Document text:
BEGIN

Halifax, NS – The DeepSense team at Dalhousie University is making marine environmental monitoring for tidal energy projects easier, more reliable and more effective by creating customized software solutions as part of the Pathway Program – a technology development and testing initiative.
“Through the Pathway Program, expert researchers – including the members of the team at DeepSense – are identifying and validating preferred environmental monitoring solutions for tidal energy projects,” said Alisdair McLean, Executive Director of OERA (Offshore Energy Research Association), one of the partners leading the Pathway Program.
The DeepSense team has created Echofilter – a new software that uses artificial intelligence and machine learning methods to automate processing of environmental monitoring results from echosounders, a type of sonar that uses sound to detect fish and other marine life.
“Echofilter developed by DeepSense is now being used by our team at FORCE and we are able to run the software for a variety of hydroacoustic data sets,” said Dr. Daniel Hasselman of FORCE (Fundy Ocean Research Centre for Energy), the other Pathway Program lead. “We’ve found that Echofilter is accurate and reduces the time spent manually processing hydroacoustic fish data collected in the Bay of Fundy by approximately 50 per cent, doubling our productivity. Better yet, Echofilter is more responsive to the dynamic range of tidal conditions we experience in the Bay of Fundy and requires far less time to manually edit prior to data export and analyses.”
Dr. Chris Whidden, assistant professor in Dalhousie University’s Faculty of Computer Science, led Echofilter’s early planning and design.

END

What the task asks:
Name every person mentioned in the text about Echofilter. The entries below come from a separate source.

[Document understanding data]
BEGIN

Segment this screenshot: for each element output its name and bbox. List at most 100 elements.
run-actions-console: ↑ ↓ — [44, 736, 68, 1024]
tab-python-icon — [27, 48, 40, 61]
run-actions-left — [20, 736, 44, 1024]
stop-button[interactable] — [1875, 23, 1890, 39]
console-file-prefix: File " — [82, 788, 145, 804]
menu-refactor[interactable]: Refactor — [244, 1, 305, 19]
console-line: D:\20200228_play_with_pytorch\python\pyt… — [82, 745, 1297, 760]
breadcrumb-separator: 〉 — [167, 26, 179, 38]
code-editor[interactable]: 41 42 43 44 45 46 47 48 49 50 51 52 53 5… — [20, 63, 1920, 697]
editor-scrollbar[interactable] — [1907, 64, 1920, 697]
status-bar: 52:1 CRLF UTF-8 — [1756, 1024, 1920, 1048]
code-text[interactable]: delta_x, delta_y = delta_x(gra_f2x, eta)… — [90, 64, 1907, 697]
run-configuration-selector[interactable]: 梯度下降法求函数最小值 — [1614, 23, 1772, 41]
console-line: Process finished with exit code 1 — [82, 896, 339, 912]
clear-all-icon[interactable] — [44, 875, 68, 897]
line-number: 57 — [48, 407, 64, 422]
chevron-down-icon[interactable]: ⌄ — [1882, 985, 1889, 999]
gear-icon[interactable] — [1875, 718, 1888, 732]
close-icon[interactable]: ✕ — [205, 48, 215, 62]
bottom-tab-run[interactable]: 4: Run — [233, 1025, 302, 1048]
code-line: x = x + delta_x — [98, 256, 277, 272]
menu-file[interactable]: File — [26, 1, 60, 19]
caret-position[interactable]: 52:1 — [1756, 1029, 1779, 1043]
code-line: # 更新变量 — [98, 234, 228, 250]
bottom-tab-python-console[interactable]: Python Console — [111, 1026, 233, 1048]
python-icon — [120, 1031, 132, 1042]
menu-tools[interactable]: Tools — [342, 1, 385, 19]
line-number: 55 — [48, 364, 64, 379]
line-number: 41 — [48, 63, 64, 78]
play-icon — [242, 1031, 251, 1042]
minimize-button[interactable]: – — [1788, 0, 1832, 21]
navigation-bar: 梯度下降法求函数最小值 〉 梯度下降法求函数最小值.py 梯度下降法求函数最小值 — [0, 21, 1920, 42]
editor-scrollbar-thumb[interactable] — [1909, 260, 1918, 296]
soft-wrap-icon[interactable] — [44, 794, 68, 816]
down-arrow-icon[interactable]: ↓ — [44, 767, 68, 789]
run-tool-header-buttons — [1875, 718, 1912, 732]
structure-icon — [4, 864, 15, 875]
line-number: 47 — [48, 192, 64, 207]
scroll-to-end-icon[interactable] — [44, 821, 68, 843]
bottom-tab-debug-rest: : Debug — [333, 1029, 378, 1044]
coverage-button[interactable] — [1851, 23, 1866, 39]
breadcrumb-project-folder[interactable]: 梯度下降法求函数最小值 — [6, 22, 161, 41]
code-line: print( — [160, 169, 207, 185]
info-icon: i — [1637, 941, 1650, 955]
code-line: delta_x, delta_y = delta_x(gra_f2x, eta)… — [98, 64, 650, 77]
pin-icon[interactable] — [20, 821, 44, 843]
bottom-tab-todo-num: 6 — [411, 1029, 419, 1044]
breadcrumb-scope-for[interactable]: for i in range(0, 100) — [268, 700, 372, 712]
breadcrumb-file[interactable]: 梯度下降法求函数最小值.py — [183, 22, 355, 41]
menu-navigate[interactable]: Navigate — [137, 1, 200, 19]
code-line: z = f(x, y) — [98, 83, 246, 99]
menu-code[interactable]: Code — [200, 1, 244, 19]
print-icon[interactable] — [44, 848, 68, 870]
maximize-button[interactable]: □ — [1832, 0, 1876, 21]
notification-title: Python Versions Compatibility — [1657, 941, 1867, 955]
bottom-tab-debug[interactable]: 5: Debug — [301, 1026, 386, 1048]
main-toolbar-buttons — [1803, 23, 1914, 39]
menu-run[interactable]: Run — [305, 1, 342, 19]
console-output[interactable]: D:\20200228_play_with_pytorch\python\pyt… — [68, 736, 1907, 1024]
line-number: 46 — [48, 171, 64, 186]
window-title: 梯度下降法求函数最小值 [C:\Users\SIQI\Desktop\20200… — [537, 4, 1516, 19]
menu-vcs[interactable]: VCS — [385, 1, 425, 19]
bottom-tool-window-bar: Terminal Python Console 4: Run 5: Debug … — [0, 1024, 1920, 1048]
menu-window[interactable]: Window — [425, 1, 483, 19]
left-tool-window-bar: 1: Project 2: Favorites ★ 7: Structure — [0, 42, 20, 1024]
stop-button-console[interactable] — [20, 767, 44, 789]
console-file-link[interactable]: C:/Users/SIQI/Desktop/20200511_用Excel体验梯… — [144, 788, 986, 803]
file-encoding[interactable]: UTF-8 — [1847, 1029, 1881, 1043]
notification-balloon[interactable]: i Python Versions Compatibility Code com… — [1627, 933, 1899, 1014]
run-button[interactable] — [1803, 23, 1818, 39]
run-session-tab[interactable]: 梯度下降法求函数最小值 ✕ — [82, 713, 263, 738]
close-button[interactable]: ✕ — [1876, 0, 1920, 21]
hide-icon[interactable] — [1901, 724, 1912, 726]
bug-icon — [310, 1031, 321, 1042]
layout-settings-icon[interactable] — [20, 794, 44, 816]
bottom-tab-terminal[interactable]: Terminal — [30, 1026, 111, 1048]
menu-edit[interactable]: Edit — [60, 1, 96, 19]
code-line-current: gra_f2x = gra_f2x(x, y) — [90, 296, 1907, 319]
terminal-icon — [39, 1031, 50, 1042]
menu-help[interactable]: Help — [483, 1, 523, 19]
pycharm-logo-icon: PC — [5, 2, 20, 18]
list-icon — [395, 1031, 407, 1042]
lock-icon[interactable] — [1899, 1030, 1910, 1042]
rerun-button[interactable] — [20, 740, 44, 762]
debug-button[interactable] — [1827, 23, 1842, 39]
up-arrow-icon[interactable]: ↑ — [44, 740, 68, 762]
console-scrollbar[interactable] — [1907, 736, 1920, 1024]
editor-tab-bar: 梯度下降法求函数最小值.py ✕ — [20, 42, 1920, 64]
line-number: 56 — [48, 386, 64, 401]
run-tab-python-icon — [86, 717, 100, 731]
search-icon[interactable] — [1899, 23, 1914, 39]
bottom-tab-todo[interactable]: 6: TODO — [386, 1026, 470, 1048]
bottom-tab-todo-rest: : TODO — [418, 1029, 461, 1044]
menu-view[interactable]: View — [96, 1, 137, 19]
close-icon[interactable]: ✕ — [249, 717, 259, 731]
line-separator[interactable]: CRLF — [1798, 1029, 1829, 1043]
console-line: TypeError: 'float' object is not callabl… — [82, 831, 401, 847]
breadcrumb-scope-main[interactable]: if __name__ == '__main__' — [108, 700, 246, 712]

END

Answer box:
Alisdair McLean, Dr. Daniel Hasselman, Dr. Chris Whidden